Exercise details
Locate the string "tide" in the listing below. Copy every line where it is found.

(Figure contents as structured data)
========================================================================

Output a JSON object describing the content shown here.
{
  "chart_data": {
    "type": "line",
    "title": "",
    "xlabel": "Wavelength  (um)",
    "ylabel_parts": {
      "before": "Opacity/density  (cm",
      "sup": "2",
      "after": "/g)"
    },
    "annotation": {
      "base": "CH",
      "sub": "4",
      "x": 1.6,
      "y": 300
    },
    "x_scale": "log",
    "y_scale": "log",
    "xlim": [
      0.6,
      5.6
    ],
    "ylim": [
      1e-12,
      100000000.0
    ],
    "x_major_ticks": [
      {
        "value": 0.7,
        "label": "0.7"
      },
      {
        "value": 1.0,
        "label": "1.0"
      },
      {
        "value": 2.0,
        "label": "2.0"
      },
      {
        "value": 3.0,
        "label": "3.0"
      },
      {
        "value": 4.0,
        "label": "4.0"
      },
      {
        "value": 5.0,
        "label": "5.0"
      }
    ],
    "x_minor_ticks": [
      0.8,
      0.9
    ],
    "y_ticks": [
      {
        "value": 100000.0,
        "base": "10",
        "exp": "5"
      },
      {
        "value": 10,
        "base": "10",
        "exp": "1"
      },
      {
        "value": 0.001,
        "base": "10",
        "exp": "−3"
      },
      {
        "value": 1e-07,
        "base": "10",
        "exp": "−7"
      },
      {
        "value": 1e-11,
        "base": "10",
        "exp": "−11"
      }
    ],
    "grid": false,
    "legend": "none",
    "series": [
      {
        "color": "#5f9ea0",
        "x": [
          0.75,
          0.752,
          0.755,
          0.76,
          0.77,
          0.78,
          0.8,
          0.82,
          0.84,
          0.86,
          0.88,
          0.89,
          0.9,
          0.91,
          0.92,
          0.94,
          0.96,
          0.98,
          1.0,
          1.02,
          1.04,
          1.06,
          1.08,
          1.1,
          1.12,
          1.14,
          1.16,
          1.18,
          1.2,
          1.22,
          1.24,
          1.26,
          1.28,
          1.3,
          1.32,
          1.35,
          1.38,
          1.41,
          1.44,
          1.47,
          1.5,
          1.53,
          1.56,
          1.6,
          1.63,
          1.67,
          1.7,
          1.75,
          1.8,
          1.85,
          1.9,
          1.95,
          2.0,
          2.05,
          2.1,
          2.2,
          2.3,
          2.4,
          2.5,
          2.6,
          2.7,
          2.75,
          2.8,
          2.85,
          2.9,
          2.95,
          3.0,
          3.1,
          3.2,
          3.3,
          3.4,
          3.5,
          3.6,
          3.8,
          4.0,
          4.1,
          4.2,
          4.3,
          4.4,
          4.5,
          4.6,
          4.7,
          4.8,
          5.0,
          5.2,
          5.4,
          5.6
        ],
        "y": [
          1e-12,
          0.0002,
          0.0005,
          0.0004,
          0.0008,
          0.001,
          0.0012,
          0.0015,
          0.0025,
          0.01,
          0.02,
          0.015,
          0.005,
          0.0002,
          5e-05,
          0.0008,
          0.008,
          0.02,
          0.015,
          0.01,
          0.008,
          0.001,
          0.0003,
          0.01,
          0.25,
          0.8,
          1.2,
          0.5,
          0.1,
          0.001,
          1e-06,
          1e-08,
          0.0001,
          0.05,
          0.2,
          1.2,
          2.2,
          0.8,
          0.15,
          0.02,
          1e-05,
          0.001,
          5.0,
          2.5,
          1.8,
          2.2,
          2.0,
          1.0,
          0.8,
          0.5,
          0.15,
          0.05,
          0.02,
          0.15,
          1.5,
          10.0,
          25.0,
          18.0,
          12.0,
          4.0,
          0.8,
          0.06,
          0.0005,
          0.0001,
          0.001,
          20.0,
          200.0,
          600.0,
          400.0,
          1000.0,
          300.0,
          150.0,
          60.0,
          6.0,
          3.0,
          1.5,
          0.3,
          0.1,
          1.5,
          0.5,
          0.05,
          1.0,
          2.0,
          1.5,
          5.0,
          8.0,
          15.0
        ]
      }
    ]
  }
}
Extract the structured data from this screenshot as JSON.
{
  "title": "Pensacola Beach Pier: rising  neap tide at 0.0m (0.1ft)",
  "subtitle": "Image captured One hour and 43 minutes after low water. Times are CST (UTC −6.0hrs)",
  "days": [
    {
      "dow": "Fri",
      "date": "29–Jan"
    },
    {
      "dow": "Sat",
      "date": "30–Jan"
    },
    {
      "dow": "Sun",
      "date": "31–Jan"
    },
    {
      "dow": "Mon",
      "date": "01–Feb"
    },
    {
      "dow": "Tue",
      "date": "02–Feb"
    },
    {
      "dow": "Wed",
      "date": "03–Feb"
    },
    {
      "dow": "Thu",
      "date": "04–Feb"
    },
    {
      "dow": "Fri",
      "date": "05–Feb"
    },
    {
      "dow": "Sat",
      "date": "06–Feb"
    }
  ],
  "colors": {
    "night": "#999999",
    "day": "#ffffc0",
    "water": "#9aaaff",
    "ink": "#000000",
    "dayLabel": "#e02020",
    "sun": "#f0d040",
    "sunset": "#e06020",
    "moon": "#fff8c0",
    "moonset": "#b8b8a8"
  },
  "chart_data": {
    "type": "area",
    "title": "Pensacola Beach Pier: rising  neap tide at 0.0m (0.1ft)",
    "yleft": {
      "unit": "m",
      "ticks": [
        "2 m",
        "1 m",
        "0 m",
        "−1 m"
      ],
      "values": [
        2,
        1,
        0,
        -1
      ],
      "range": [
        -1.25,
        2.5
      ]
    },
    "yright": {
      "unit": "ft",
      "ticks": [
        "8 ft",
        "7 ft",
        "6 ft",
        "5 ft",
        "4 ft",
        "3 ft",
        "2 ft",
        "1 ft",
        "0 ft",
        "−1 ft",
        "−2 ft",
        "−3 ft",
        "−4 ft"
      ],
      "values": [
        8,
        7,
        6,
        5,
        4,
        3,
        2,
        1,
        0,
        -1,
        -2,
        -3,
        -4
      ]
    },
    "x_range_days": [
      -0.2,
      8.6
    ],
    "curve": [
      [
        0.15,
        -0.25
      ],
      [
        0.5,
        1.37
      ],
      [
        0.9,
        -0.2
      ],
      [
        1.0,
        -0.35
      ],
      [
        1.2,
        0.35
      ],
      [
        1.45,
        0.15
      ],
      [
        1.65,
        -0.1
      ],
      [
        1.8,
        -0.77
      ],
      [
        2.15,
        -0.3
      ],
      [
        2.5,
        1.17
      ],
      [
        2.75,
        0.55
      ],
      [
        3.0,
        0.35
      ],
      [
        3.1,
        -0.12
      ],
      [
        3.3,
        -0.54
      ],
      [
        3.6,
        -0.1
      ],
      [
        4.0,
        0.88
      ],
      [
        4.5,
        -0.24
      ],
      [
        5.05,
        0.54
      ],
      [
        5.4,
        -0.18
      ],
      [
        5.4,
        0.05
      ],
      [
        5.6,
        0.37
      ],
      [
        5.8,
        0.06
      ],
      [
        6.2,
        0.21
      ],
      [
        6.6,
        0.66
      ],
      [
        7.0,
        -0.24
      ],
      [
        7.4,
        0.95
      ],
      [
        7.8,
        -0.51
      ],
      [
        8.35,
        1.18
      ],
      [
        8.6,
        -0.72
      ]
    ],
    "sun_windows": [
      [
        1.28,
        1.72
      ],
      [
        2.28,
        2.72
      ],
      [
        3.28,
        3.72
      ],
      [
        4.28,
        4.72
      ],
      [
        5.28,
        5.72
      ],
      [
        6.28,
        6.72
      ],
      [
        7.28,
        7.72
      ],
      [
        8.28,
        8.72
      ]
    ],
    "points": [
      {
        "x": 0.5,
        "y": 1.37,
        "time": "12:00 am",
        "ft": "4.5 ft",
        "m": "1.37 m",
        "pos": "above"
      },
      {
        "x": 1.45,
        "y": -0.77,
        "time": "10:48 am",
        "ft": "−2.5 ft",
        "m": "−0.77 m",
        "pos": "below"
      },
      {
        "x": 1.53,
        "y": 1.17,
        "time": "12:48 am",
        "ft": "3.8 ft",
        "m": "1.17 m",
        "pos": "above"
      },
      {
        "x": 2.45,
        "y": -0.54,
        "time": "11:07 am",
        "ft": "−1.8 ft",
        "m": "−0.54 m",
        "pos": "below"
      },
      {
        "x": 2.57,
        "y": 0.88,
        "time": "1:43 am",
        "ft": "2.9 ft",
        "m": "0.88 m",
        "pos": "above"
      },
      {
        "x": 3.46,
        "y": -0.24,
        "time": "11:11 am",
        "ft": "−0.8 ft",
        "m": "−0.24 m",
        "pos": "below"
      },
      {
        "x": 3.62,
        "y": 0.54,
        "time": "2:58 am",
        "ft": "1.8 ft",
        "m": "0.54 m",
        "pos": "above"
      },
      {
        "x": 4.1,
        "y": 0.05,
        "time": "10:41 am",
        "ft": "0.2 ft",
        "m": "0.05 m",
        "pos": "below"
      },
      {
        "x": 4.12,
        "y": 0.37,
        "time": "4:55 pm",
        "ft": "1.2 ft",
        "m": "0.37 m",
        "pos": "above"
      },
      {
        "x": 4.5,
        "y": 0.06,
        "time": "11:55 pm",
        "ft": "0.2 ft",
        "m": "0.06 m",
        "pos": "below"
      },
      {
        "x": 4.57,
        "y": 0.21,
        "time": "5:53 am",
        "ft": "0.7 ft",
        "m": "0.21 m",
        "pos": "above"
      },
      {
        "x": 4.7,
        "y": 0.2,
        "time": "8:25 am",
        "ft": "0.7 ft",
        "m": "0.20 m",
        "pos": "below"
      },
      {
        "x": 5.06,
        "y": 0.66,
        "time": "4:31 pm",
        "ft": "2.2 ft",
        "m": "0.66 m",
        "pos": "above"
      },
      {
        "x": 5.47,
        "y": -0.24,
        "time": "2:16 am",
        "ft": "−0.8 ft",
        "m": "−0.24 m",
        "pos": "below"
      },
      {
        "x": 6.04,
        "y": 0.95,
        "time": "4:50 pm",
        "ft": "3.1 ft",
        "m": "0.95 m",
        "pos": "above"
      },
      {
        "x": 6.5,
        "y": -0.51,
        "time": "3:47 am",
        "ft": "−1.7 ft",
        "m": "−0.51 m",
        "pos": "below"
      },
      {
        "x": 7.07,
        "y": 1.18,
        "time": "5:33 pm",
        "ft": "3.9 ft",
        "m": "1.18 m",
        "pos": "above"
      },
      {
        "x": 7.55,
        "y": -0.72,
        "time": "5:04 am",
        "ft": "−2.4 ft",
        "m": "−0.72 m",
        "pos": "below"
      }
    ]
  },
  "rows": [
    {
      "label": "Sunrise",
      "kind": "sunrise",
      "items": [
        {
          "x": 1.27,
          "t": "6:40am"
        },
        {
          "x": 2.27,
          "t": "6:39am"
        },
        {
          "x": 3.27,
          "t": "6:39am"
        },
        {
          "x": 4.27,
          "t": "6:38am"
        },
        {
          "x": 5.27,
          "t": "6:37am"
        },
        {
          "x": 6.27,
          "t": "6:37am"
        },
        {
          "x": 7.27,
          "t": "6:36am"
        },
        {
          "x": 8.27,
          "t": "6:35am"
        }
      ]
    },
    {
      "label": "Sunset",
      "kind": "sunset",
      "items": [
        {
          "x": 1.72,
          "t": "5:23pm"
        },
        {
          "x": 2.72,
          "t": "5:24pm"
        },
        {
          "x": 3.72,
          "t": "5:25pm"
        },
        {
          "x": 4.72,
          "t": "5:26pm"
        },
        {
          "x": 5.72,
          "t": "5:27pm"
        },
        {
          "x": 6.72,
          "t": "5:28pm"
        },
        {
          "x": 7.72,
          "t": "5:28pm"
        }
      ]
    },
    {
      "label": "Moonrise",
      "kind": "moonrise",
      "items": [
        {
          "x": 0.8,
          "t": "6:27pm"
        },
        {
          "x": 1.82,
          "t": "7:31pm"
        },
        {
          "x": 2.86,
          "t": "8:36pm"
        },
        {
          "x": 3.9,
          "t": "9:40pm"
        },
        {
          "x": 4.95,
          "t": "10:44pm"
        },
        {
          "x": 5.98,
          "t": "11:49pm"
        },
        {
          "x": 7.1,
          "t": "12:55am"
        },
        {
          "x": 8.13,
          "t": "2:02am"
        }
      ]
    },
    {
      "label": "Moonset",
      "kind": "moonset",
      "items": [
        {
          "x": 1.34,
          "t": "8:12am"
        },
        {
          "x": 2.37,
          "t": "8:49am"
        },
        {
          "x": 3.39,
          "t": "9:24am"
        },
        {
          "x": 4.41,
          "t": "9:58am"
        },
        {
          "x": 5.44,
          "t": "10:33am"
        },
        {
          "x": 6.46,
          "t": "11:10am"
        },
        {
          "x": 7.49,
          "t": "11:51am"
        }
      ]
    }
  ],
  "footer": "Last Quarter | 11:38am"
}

========================================================================

Solution to this task
  "title": "Pensacola Beach Pier: rising  neap tide at 0.0m (0.1ft)",
    "title": "Pensacola Beach Pier: rising  neap tide at 0.0m (0.1ft)",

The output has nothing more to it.